= Goal =
Only the pictures are omitted; repeat all other data exactly.
· · ·
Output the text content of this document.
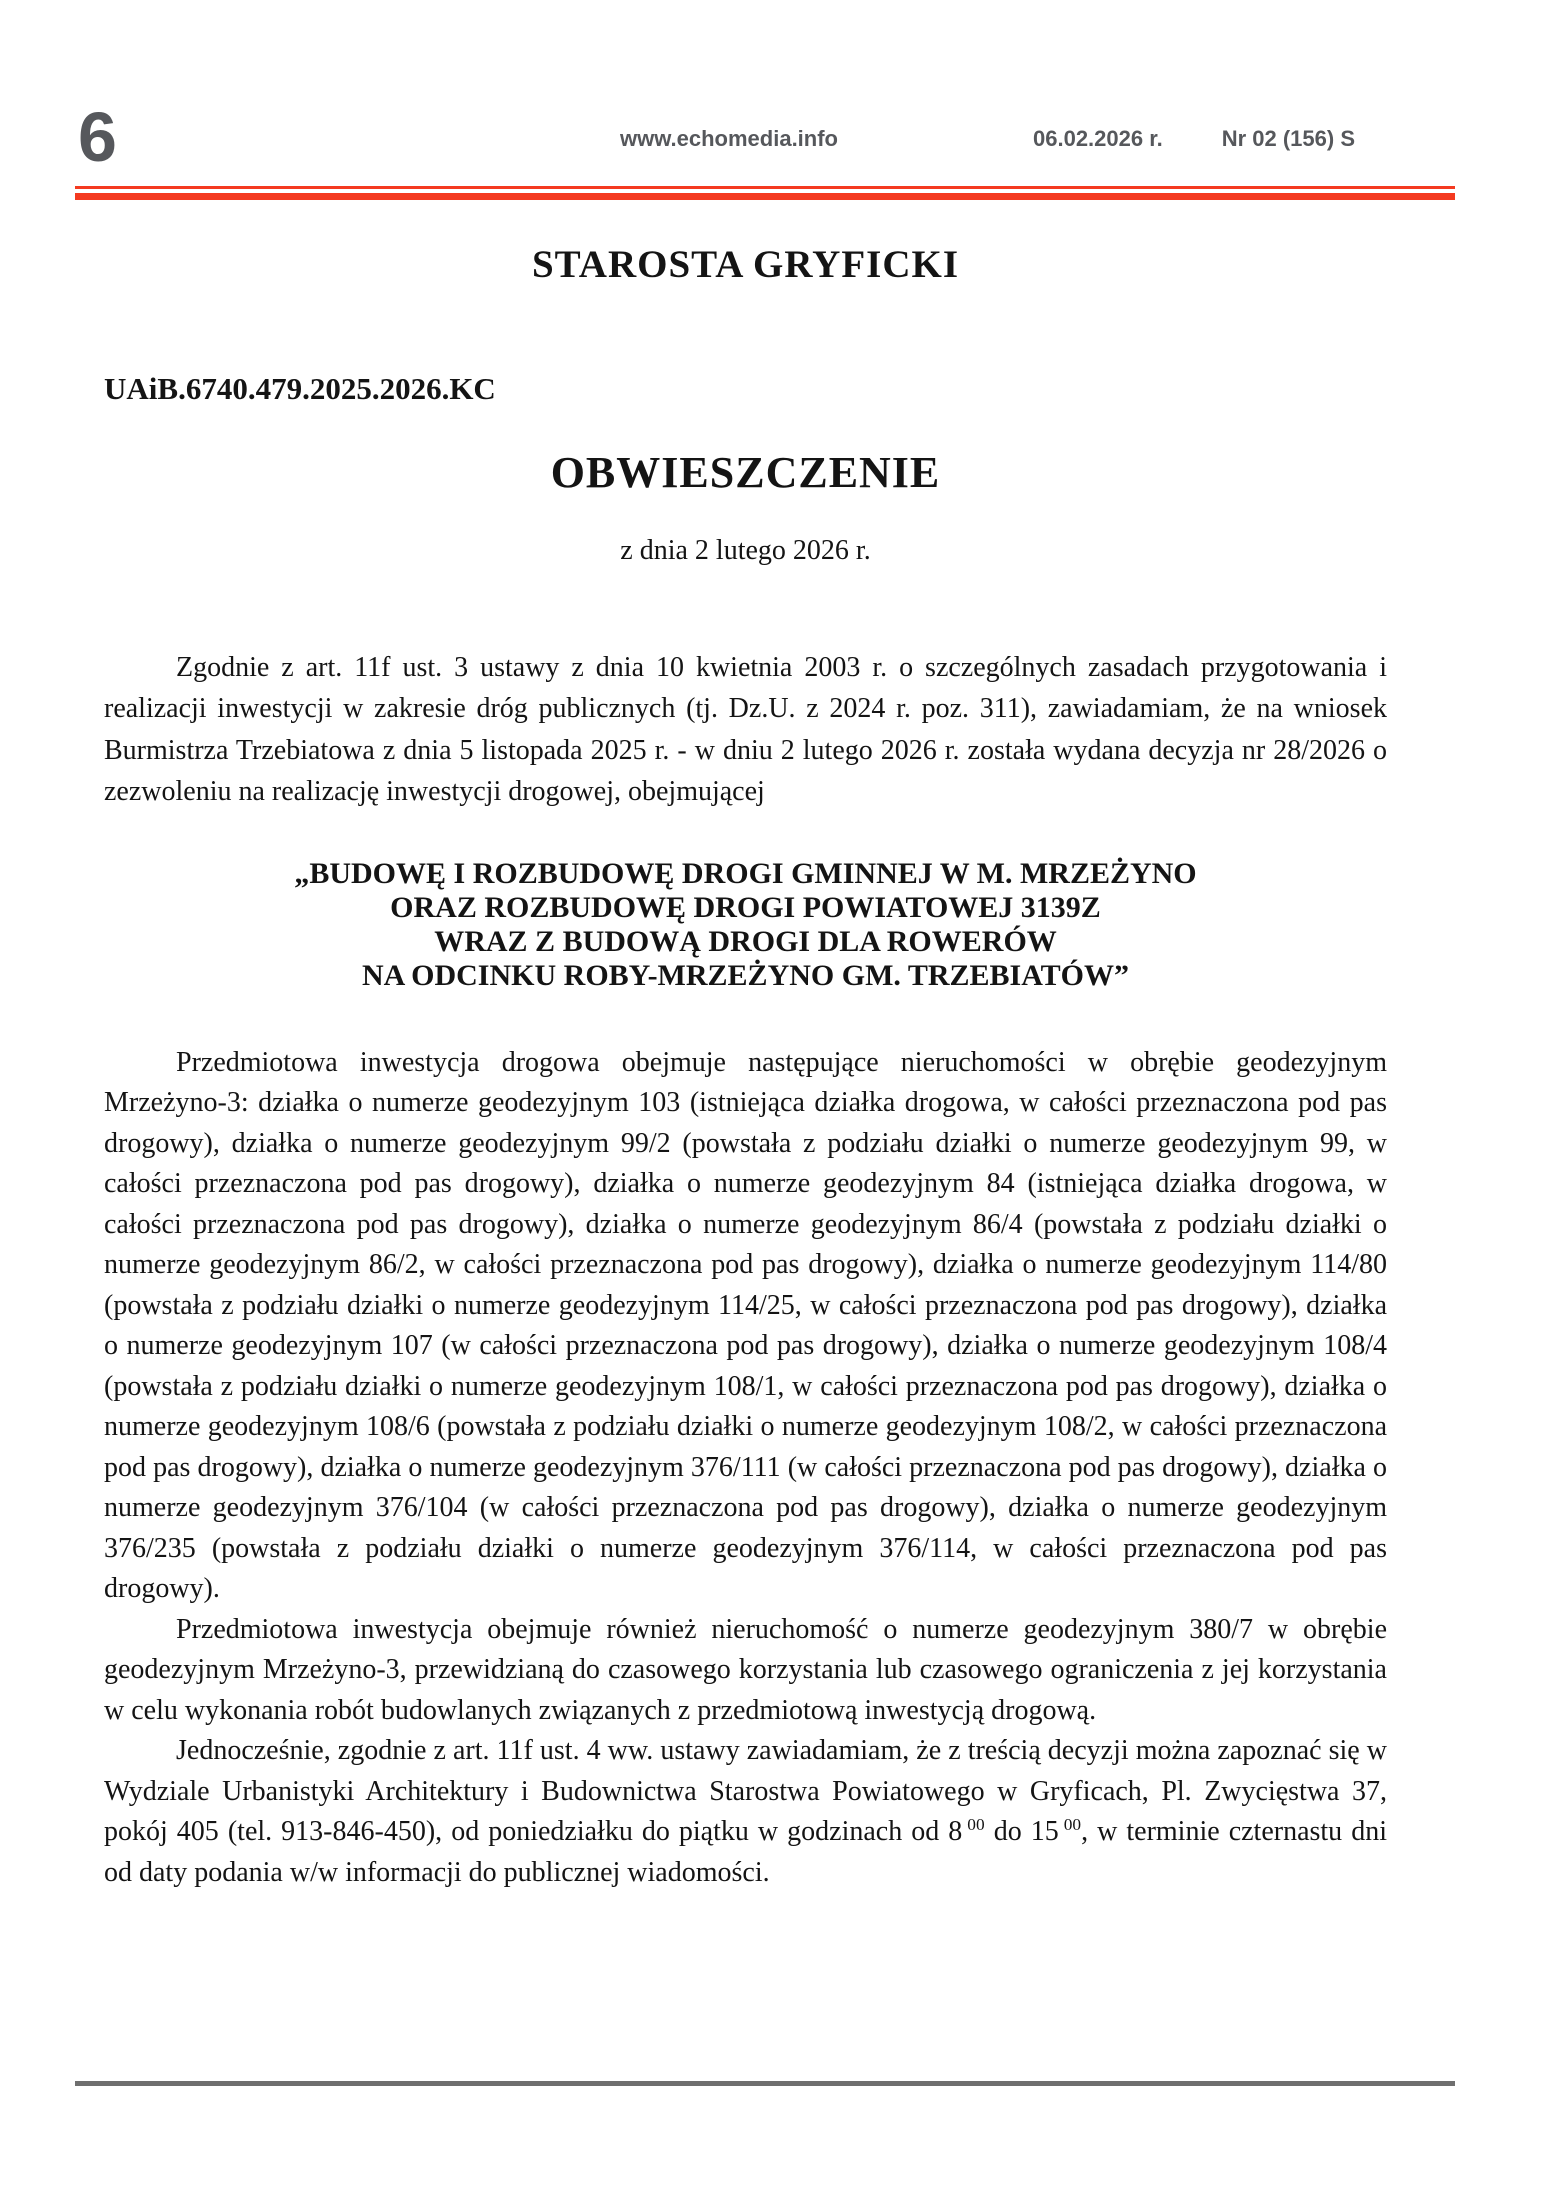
6	www.echomedia.info	06.02.2026 r.	Nr 02 (156) S
STAROSTA GRYFICKI
UAiB.6740.479.2025.2026.KC
OBWIESZCZENIE
z dnia 2 lutego 2026 r.

Zgodnie z art. 11f ust. 3 ustawy z dnia 10 kwietnia 2003 r. o szczególnych zasadach przygotowania i realizacji inwestycji w zakresie dróg publicznych (tj. Dz.U. z 2024 r. poz. 311), zawiadamiam, że na wniosek Burmistrza Trzebiatowa z dnia 5 listopada 2025 r. - w dniu 2 lutego 2026 r. została wydana decyzja nr 28/2026 o zezwoleniu na realizację inwestycji drogowej, obejmującej

„BUDOWĘ I ROZBUDOWĘ DROGI GMINNEJ W M. MRZEŻYNO
ORAZ ROZBUDOWĘ DROGI POWIATOWEJ 3139Z
WRAZ Z BUDOWĄ DROGI DLA ROWERÓW
NA ODCINKU ROBY-MRZEŻYNO GM. TRZEBIATÓW”

Przedmiotowa inwestycja drogowa obejmuje następujące nieruchomości w obrębie geodezyjnym Mrzeżyno-3: działka o numerze geodezyjnym 103 (istniejąca działka drogowa, w całości przeznaczona pod pas drogowy), działka o numerze geodezyjnym 99/2 (powstała z podziału działki o numerze geodezyjnym 99, w całości przeznaczona pod pas drogowy), działka o numerze geodezyjnym 84 (istniejąca działka drogowa, w całości przeznaczona pod pas drogowy), działka o numerze geodezyjnym 86/4 (powstała z podziału działki o numerze geodezyjnym 86/2, w całości przeznaczona pod pas drogowy), działka o numerze geodezyjnym 114/80 (powstała z podziału działki o numerze geodezyjnym 114/25, w całości przeznaczona pod pas drogowy), działka o numerze geodezyjnym 107 (w całości przeznaczona pod pas drogowy), działka o numerze geodezyjnym 108/4 (powstała z podziału działki o numerze geodezyjnym 108/1, w całości przeznaczona pod pas drogowy), działka o numerze geodezyjnym 108/6 (powstała z podziału działki o numerze geodezyjnym 108/2, w całości przeznaczona pod pas drogowy), działka o numerze geodezyjnym 376/111 (w całości przeznaczona pod pas drogowy), działka o numerze geodezyjnym 376/104 (w całości przeznaczona pod pas drogowy), działka o numerze geodezyjnym 376/235 (powstała z podziału działki o numerze geodezyjnym 376/114, w całości przeznaczona pod pas drogowy).

Przedmiotowa inwestycja obejmuje również nieruchomość o numerze geodezyjnym 380/7 w obrębie geodezyjnym Mrzeżyno-3, przewidzianą do czasowego korzystania lub czasowego ograniczenia z jej korzystania w celu wykonania robót budowlanych związanych z przedmiotową inwestycją drogową.

Jednocześnie, zgodnie z art. 11f ust. 4 ww. ustawy zawiadamiam, że z treścią decyzji można zapoznać się w Wydziale Urbanistyki Architektury i Budownictwa Starostwa Powiatowego w Gryficach, Pl. Zwycięstwa 37, pokój 405 (tel. 913-846-450), od poniedziałku do piątku w godzinach od 8 $^{00}$ do 15 $^{00}$, w terminie czternastu dni od daty podania w/w informacji do publicznej wiadomości.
· · ·
= In response =
Output the text content of this document.
6	www.echomedia.info	06.02.2026 r.	Nr 02 (156) S
STAROSTA GRYFICKI
UAiB.6740.479.2025.2026.KC
OBWIESZCZENIE
z dnia 2 lutego 2026 r.

Zgodnie z art. 11f ust. 3 ustawy z dnia 10 kwietnia 2003 r. o szczególnych zasadach przygotowania i realizacji inwestycji w zakresie dróg publicznych (tj. Dz.U. z 2024 r. poz. 311), zawiadamiam, że na wniosek Burmistrza Trzebiatowa z dnia 5 listopada 2025 r. - w dniu 2 lutego 2026 r. została wydana decyzja nr 28/2026 o zezwoleniu na realizację inwestycji drogowej, obejmującej

„BUDOWĘ I ROZBUDOWĘ DROGI GMINNEJ W M. MRZEŻYNO
ORAZ ROZBUDOWĘ DROGI POWIATOWEJ 3139Z
WRAZ Z BUDOWĄ DROGI DLA ROWERÓW
NA ODCINKU ROBY-MRZEŻYNO GM. TRZEBIATÓW”

Przedmiotowa inwestycja drogowa obejmuje następujące nieruchomości w obrębie geodezyjnym Mrzeżyno-3: działka o numerze geodezyjnym 103 (istniejąca działka drogowa, w całości przeznaczona pod pas drogowy), działka o numerze geodezyjnym 99/2 (powstała z podziału działki o numerze geodezyjnym 99, w całości przeznaczona pod pas drogowy), działka o numerze geodezyjnym 84 (istniejąca działka drogowa, w całości przeznaczona pod pas drogowy), działka o numerze geodezyjnym 86/4 (powstała z podziału działki o numerze geodezyjnym 86/2, w całości przeznaczona pod pas drogowy), działka o numerze geodezyjnym 114/80 (powstała z podziału działki o numerze geodezyjnym 114/25, w całości przeznaczona pod pas drogowy), działka o numerze geodezyjnym 107 (w całości przeznaczona pod pas drogowy), działka o numerze geodezyjnym 108/4 (powstała z podziału działki o numerze geodezyjnym 108/1, w całości przeznaczona pod pas drogowy), działka o numerze geodezyjnym 108/6 (powstała z podziału działki o numerze geodezyjnym 108/2, w całości przeznaczona pod pas drogowy), działka o numerze geodezyjnym 376/111 (w całości przeznaczona pod pas drogowy), działka o numerze geodezyjnym 376/104 (w całości przeznaczona pod pas drogowy), działka o numerze geodezyjnym 376/235 (powstała z podziału działki o numerze geodezyjnym 376/114, w całości przeznaczona pod pas drogowy).

Przedmiotowa inwestycja obejmuje również nieruchomość o numerze geodezyjnym 380/7 w obrębie geodezyjnym Mrzeżyno-3, przewidzianą do czasowego korzystania lub czasowego ograniczenia z jej korzystania w celu wykonania robót budowlanych związanych z przedmiotową inwestycją drogową.

Jednocześnie, zgodnie z art. 11f ust. 4 ww. ustawy zawiadamiam, że z treścią decyzji można zapoznać się w Wydziale Urbanistyki Architektury i Budownictwa Starostwa Powiatowego w Gryficach, Pl. Zwycięstwa 37, pokój 405 (tel. 913-846-450), od poniedziałku do piątku w godzinach od 8 $^{00}$ do 15 $^{00}$, w terminie czternastu dni od daty podania w/w informacji do publicznej wiadomości.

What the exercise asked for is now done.